--- begin Material for this exercise ---

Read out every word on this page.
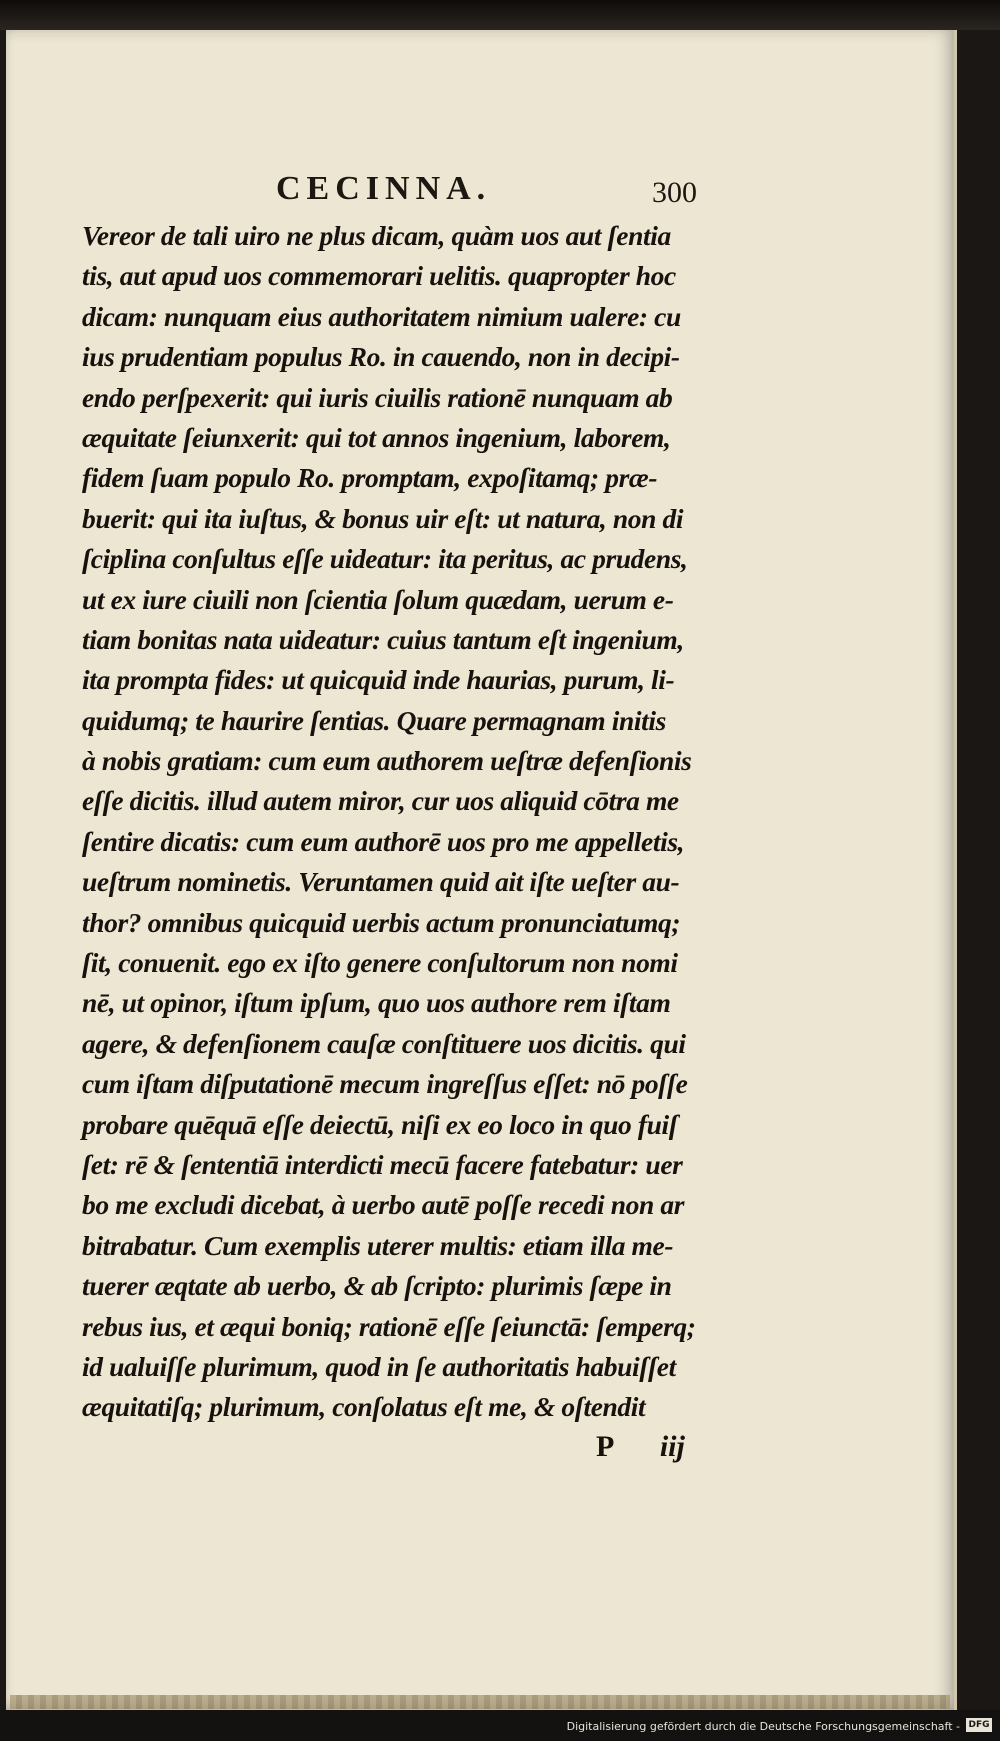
CECINNA.	300
Vereor de tali uiro ne plus dicam, quàm uos aut ſentia
tis, aut apud uos commemorari uelitis. quapropter hoc
dicam: nunquam eius authoritatem nimium ualere: cu
ius prudentiam populus Ro. in cauendo, non in decipi-
endo perſpexerit: qui iuris ciuilis rationē nunquam ab
æquitate ſeiunxerit: qui tot annos ingenium, laborem,
fidem ſuam populo Ro. promptam, expoſitamq; præ-
buerit: qui ita iuſtus, & bonus uir eſt: ut natura, non di
ſciplina conſultus eſſe uideatur: ita peritus, ac prudens,
ut ex iure ciuili non ſcientia ſolum quædam, uerum e-
tiam bonitas nata uideatur: cuius tantum eſt ingenium,
ita prompta fides: ut quicquid inde haurias, purum, li-
quidumq; te haurire ſentias. Quare permagnam initis
à nobis gratiam: cum eum authorem ueſtræ defenſionis
eſſe dicitis. illud autem miror, cur uos aliquid cōtra me
ſentire dicatis: cum eum authorē uos pro me appelletis,
ueſtrum nominetis. Veruntamen quid ait iſte ueſter au-
thor? omnibus quicquid uerbis actum pronunciatumq;
ſit, conuenit. ego ex iſto genere conſultorum non nomi
nē, ut opinor, iſtum ipſum, quo uos authore rem iſtam
agere, & defenſionem cauſæ conſtituere uos dicitis. qui
cum iſtam diſputationē mecum ingreſſus eſſet: nō poſſe
probare quēquā eſſe deiectū, niſi ex eo loco in quo fuiſ
ſet: rē & ſententiā interdicti mecū facere fatebatur: uer
bo me excludi dicebat, à uerbo autē poſſe recedi non ar
bitrabatur. Cum exemplis uterer multis: etiam illa me-
tuerer æqtate ab uerbo, & ab ſcripto: plurimis ſæpe in
rebus ius, et æqui boniq; rationē eſſe ſeiunctā: ſemperq;
id ualuiſſe plurimum, quod in ſe authoritatis habuiſſet
æquitatiſq; plurimum, conſolatus eſt me, & oſtendit
P iij
Digitalisierung gefördert durch die Deutsche Forschungsgemeinschaft - DFG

--- end Material for this exercise ---

What you have to do ->
The material above must be printed exactly, with its pictures left out.

Exercise result ->
Read out every word on this page.
CECINNA.	300
Vereor de tali uiro ne plus dicam, quàm uos aut ſentia
tis, aut apud uos commemorari uelitis. quapropter hoc
dicam: nunquam eius authoritatem nimium ualere: cu
ius prudentiam populus Ro. in cauendo, non in decipi-
endo perſpexerit: qui iuris ciuilis rationē nunquam ab
æquitate ſeiunxerit: qui tot annos ingenium, laborem,
fidem ſuam populo Ro. promptam, expoſitamq; præ-
buerit: qui ita iuſtus, & bonus uir eſt: ut natura, non di
ſciplina conſultus eſſe uideatur: ita peritus, ac prudens,
ut ex iure ciuili non ſcientia ſolum quædam, uerum e-
tiam bonitas nata uideatur: cuius tantum eſt ingenium,
ita prompta fides: ut quicquid inde haurias, purum, li-
quidumq; te haurire ſentias. Quare permagnam initis
à nobis gratiam: cum eum authorem ueſtræ defenſionis
eſſe dicitis. illud autem miror, cur uos aliquid cōtra me
ſentire dicatis: cum eum authorē uos pro me appelletis,
ueſtrum nominetis. Veruntamen quid ait iſte ueſter au-
thor? omnibus quicquid uerbis actum pronunciatumq;
ſit, conuenit. ego ex iſto genere conſultorum non nomi
nē, ut opinor, iſtum ipſum, quo uos authore rem iſtam
agere, & defenſionem cauſæ conſtituere uos dicitis. qui
cum iſtam diſputationē mecum ingreſſus eſſet: nō poſſe
probare quēquā eſſe deiectū, niſi ex eo loco in quo fuiſ
ſet: rē & ſententiā interdicti mecū facere fatebatur: uer
bo me excludi dicebat, à uerbo autē poſſe recedi non ar
bitrabatur. Cum exemplis uterer multis: etiam illa me-
tuerer æqtate ab uerbo, & ab ſcripto: plurimis ſæpe in
rebus ius, et æqui boniq; rationē eſſe ſeiunctā: ſemperq;
id ualuiſſe plurimum, quod in ſe authoritatis habuiſſet
æquitatiſq; plurimum, conſolatus eſt me, & oſtendit
P iij
Digitalisierung gefördert durch die Deutsche Forschungsgemeinschaft - DFG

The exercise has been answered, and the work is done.